— What this task involves —
In the listing that follows, how many lines contain the string "screenshot"? Provide only the number.
* begin Provided records *
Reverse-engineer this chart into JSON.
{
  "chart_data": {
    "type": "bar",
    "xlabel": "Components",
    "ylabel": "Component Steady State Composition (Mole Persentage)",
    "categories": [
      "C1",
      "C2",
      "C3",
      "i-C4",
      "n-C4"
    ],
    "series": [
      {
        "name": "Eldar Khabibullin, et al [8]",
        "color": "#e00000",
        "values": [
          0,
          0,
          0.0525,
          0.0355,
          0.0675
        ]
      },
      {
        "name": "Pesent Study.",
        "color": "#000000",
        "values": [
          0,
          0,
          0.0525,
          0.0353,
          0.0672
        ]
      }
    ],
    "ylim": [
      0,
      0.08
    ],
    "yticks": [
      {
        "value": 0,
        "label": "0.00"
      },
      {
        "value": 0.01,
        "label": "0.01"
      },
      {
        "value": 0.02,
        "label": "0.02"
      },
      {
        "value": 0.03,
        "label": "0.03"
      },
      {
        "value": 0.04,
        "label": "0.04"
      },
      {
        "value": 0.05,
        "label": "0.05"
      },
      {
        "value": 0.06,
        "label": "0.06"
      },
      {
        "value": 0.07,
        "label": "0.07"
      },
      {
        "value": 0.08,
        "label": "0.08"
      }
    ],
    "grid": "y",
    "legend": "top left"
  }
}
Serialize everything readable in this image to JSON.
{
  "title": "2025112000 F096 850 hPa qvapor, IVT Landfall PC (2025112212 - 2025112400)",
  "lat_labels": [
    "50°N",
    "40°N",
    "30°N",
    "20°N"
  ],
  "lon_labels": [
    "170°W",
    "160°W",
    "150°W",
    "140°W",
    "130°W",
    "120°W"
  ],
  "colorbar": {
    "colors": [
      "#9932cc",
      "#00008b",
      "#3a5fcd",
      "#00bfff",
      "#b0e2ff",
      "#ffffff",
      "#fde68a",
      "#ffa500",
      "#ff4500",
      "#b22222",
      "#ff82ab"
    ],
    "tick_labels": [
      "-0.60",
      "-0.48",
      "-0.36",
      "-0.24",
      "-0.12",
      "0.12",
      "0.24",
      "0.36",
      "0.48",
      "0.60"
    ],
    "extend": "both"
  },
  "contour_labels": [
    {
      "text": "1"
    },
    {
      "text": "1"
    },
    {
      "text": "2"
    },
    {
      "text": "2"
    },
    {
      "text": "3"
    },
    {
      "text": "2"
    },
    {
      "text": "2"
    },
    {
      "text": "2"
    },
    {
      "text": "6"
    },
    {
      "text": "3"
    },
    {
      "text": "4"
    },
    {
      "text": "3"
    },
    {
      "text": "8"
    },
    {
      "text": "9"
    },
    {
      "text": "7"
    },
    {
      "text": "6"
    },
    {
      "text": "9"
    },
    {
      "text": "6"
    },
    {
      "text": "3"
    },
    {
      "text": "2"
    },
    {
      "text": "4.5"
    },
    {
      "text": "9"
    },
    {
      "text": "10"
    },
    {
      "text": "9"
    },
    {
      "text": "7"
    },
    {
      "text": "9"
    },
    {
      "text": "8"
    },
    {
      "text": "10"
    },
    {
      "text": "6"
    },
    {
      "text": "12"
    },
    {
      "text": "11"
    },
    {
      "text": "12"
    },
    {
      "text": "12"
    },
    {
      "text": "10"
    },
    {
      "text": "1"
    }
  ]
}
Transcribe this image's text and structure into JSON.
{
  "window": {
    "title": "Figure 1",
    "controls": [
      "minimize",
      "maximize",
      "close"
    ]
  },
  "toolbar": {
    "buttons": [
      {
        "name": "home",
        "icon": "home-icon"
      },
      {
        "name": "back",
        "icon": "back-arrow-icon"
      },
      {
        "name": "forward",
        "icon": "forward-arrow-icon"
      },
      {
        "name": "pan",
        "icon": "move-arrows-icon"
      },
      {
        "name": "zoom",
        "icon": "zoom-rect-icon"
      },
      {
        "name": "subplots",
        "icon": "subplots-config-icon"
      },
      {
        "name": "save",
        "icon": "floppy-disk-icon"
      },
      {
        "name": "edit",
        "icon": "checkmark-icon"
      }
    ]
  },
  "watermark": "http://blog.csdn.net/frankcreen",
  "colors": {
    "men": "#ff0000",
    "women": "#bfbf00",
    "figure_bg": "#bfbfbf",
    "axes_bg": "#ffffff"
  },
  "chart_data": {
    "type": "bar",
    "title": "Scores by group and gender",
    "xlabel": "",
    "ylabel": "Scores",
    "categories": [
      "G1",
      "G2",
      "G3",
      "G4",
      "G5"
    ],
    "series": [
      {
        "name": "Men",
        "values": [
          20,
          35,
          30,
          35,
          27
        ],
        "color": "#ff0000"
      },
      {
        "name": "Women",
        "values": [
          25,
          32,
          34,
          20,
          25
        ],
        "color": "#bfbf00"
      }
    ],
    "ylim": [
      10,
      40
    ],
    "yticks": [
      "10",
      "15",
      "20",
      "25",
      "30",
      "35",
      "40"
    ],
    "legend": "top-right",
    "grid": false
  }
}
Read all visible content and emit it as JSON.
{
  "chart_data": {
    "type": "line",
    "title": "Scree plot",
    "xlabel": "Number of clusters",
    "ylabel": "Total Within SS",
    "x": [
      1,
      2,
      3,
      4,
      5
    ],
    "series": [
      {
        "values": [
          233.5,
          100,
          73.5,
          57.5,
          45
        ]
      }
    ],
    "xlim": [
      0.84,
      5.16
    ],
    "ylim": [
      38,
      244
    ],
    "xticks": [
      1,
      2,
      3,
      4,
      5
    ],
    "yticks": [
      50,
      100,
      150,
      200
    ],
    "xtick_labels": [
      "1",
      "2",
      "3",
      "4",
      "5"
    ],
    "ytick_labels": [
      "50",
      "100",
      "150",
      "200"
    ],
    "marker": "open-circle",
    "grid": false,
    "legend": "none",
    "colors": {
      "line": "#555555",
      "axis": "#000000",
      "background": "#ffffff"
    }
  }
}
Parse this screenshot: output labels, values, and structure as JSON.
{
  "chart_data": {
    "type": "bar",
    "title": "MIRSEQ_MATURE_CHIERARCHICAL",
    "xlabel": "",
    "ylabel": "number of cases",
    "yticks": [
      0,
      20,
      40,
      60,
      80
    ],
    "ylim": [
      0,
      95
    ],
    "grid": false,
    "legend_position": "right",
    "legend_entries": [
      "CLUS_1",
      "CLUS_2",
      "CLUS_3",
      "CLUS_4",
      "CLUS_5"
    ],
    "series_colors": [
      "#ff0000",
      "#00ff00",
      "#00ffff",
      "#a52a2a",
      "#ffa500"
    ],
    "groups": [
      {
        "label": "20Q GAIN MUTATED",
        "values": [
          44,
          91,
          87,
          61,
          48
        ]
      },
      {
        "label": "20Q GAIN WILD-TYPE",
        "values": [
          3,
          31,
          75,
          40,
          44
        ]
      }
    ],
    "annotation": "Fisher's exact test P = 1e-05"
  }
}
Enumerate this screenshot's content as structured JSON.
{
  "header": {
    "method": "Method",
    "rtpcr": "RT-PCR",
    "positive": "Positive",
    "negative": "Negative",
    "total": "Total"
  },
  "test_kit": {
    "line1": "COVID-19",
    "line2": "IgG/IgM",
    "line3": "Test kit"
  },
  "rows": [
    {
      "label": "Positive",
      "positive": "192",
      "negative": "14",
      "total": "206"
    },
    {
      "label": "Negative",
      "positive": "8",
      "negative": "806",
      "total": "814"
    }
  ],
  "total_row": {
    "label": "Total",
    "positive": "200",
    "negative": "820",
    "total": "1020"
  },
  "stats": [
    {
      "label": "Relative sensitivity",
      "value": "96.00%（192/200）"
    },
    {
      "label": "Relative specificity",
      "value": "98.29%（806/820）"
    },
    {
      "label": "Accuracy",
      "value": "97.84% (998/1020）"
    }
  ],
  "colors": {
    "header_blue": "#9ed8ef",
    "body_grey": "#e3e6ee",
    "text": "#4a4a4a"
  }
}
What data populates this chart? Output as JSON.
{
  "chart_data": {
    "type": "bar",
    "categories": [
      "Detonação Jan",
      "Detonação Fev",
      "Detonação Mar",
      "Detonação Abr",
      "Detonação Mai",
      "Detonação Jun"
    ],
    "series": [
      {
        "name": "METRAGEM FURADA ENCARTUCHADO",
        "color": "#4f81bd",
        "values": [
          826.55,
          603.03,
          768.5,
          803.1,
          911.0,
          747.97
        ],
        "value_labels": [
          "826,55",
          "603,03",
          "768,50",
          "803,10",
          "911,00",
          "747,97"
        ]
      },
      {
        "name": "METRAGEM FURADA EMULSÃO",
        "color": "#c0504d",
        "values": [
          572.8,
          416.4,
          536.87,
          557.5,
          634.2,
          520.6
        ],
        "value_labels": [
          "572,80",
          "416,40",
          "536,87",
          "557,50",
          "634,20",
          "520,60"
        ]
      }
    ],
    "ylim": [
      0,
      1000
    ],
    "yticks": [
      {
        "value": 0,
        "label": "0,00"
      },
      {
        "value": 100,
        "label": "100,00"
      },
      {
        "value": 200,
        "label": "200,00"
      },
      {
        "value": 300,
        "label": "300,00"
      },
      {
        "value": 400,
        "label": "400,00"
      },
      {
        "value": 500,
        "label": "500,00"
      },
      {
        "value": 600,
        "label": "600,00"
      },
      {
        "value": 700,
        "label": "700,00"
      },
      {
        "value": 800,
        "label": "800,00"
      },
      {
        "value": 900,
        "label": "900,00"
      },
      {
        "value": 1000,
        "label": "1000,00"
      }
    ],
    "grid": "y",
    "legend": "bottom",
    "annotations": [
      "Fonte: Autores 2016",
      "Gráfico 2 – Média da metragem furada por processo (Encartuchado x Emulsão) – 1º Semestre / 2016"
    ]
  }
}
* end Provided records *
— Result —
2